## SHORT PROBLEM
List each line of the data in which the string "xlabel" appears.

>> BEGIN RECORD EXTRACTS

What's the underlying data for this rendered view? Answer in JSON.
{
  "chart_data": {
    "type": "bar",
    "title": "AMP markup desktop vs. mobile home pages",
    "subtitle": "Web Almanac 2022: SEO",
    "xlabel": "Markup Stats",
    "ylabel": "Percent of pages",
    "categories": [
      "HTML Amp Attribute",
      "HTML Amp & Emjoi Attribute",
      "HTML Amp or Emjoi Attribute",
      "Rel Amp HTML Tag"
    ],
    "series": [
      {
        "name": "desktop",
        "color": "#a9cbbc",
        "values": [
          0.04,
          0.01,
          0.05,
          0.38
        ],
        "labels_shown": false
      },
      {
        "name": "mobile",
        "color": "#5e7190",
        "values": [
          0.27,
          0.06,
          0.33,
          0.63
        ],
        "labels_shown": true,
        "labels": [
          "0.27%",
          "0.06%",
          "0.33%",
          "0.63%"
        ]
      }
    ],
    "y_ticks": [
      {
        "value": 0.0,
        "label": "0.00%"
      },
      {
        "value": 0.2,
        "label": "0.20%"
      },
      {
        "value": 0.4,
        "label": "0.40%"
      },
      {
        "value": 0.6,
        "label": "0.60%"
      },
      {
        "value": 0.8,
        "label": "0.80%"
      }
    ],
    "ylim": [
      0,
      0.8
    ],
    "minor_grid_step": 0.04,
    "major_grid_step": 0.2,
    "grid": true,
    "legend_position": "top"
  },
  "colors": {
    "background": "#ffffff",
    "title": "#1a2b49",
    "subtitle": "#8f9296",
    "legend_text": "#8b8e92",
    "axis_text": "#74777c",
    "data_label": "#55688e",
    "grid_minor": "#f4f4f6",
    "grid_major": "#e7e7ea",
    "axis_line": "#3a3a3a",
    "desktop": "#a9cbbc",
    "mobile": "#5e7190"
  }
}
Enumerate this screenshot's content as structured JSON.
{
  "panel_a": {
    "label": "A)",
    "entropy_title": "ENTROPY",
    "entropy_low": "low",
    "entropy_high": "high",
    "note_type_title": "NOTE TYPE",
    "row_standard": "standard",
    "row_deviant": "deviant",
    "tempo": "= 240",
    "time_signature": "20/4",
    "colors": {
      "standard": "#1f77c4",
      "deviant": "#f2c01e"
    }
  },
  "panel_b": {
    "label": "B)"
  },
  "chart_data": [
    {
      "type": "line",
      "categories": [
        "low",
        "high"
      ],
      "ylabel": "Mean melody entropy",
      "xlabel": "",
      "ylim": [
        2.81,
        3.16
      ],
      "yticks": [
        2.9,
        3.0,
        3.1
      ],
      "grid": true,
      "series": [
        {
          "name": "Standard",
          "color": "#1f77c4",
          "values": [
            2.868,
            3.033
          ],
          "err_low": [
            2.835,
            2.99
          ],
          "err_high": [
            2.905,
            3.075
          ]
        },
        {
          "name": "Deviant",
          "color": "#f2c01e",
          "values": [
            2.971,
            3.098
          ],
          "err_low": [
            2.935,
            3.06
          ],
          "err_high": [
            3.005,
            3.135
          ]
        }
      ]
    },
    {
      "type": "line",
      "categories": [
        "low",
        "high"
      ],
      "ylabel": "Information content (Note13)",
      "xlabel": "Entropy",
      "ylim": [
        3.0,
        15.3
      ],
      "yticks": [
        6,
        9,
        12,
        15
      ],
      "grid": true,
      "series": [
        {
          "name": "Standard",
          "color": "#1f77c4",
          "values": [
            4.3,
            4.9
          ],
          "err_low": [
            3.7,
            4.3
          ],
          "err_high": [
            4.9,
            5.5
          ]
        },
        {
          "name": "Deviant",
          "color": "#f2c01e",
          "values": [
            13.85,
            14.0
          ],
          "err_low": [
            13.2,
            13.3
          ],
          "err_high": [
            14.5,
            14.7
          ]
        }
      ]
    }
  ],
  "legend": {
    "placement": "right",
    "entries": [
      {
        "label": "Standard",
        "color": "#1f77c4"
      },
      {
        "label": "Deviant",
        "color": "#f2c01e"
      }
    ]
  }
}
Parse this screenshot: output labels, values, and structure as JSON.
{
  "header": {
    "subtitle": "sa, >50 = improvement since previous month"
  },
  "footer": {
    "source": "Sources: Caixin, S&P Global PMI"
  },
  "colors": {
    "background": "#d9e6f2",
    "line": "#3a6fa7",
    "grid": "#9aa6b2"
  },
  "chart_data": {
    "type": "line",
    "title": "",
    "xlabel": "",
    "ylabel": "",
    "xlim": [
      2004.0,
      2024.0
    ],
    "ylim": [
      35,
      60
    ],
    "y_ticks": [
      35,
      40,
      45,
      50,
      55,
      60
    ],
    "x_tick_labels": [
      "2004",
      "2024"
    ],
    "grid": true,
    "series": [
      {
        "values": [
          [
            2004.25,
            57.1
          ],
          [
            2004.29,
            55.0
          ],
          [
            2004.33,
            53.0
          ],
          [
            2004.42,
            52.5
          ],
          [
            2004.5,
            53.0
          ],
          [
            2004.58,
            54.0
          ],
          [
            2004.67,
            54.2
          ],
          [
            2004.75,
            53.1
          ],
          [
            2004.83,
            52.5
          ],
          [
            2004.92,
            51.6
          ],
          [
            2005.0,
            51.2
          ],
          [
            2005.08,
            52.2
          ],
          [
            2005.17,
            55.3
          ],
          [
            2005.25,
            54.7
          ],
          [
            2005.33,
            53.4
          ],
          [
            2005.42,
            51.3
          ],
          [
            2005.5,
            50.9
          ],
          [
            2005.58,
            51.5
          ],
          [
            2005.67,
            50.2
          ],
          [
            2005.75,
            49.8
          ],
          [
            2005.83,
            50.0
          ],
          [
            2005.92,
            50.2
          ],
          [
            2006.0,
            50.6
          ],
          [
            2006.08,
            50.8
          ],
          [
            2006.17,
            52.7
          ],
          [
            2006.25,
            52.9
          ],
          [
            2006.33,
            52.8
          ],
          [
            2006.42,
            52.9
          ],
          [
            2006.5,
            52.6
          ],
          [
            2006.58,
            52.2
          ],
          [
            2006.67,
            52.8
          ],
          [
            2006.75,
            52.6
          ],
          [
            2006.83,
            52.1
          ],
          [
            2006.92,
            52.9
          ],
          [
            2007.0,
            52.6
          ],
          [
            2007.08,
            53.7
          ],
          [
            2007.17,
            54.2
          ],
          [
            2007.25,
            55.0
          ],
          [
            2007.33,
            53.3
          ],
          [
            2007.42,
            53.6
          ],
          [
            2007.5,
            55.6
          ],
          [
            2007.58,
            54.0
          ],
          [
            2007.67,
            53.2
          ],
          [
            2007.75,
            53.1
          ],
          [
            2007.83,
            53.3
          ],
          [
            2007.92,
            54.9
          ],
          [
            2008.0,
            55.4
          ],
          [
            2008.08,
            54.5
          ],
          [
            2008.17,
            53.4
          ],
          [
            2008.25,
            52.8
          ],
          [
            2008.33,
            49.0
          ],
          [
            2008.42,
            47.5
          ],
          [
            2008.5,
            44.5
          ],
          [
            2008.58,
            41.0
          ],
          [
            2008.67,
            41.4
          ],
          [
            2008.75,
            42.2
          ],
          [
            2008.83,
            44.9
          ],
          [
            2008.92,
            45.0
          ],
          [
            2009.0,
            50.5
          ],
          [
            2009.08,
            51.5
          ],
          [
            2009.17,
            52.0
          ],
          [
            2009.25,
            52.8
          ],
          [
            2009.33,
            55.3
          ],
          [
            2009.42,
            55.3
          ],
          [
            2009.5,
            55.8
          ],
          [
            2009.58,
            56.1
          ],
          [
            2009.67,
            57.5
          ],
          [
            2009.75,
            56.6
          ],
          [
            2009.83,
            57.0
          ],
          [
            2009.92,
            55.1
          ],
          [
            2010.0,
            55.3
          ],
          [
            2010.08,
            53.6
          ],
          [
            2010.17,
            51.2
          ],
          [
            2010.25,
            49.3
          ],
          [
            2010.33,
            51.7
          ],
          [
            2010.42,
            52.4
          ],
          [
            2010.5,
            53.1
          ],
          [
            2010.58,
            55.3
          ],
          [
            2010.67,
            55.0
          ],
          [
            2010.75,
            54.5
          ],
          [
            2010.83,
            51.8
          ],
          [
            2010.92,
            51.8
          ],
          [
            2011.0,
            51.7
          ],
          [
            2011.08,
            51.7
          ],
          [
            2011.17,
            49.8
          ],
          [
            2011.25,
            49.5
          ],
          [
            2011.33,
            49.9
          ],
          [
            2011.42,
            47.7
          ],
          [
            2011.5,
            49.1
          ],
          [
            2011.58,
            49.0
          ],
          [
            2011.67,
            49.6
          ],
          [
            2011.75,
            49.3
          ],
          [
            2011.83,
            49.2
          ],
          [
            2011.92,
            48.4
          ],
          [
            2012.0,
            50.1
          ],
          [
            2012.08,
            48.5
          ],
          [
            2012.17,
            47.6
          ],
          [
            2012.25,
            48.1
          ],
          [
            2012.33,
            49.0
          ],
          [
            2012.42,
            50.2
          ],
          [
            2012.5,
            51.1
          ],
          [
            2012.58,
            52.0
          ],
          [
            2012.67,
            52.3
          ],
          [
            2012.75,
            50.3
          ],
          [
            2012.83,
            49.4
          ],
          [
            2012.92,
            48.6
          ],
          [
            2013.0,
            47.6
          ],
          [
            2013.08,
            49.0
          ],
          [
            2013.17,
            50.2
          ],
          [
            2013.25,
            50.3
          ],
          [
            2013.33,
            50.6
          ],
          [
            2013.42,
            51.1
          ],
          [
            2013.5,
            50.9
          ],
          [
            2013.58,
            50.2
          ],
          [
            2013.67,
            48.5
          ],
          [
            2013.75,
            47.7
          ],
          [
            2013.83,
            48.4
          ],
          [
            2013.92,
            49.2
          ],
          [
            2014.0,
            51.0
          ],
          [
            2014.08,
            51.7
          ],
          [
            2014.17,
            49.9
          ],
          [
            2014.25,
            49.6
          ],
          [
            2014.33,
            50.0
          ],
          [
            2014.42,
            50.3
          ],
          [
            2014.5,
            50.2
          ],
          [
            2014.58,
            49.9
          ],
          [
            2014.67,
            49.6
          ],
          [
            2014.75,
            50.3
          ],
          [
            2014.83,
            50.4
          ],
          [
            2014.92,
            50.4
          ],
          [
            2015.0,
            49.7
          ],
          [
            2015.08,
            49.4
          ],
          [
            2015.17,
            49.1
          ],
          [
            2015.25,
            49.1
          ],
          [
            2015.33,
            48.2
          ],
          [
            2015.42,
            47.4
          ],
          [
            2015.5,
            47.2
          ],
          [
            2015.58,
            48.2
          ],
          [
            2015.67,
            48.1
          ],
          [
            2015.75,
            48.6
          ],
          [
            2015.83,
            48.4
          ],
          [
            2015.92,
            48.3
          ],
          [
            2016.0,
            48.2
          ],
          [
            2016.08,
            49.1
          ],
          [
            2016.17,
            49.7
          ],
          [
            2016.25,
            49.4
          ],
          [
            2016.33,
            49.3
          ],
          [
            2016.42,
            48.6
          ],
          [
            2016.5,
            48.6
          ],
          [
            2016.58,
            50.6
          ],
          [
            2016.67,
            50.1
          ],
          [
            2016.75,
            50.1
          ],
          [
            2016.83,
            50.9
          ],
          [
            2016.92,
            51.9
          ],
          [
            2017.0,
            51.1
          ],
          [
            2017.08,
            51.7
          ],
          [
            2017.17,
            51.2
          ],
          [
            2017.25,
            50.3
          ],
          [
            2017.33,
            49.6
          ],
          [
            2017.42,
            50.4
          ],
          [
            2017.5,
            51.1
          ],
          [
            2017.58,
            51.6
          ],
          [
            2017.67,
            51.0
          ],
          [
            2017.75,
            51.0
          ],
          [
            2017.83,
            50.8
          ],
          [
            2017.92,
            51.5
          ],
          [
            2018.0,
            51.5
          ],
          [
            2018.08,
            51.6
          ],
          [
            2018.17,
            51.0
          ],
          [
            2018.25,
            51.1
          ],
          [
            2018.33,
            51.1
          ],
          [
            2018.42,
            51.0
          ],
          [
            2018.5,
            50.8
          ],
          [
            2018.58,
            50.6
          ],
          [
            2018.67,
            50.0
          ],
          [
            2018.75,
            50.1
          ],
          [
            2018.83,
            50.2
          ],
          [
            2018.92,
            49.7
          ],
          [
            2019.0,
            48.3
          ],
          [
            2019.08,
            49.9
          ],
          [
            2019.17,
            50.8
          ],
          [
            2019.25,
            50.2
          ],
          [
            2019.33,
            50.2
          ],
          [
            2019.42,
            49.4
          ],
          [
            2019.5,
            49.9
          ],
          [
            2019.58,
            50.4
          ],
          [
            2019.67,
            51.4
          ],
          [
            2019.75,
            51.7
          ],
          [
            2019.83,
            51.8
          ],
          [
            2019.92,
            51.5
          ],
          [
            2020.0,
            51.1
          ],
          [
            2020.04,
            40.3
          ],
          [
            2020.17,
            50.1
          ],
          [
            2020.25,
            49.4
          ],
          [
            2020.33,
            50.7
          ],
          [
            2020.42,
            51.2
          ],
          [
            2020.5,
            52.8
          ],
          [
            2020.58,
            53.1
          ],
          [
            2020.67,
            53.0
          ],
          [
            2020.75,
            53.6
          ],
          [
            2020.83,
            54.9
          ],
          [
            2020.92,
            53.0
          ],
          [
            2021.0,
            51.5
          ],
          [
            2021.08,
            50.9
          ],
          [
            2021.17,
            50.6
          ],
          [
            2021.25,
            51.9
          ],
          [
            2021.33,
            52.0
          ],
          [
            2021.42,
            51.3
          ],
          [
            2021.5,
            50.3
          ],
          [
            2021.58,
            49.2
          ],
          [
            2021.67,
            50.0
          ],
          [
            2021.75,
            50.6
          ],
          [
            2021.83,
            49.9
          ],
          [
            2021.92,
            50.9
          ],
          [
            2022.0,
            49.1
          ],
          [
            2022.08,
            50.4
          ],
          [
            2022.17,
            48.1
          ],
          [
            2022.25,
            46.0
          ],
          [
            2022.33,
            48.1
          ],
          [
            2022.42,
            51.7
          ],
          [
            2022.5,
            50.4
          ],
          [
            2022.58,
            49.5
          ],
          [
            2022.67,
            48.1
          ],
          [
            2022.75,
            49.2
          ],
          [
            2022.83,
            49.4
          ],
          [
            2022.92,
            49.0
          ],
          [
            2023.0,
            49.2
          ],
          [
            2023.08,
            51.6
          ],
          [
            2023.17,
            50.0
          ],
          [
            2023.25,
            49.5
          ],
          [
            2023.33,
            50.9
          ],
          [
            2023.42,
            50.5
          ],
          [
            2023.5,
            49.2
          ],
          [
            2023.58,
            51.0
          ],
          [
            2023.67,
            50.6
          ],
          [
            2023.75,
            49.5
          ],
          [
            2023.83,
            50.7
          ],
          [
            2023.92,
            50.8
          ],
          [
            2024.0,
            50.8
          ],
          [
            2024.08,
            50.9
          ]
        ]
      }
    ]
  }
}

>> END RECORD EXTRACTS

## RESULT
    "xlabel": "Markup Stats",
      "xlabel": "",
      "xlabel": "Entropy",
    "xlabel": "",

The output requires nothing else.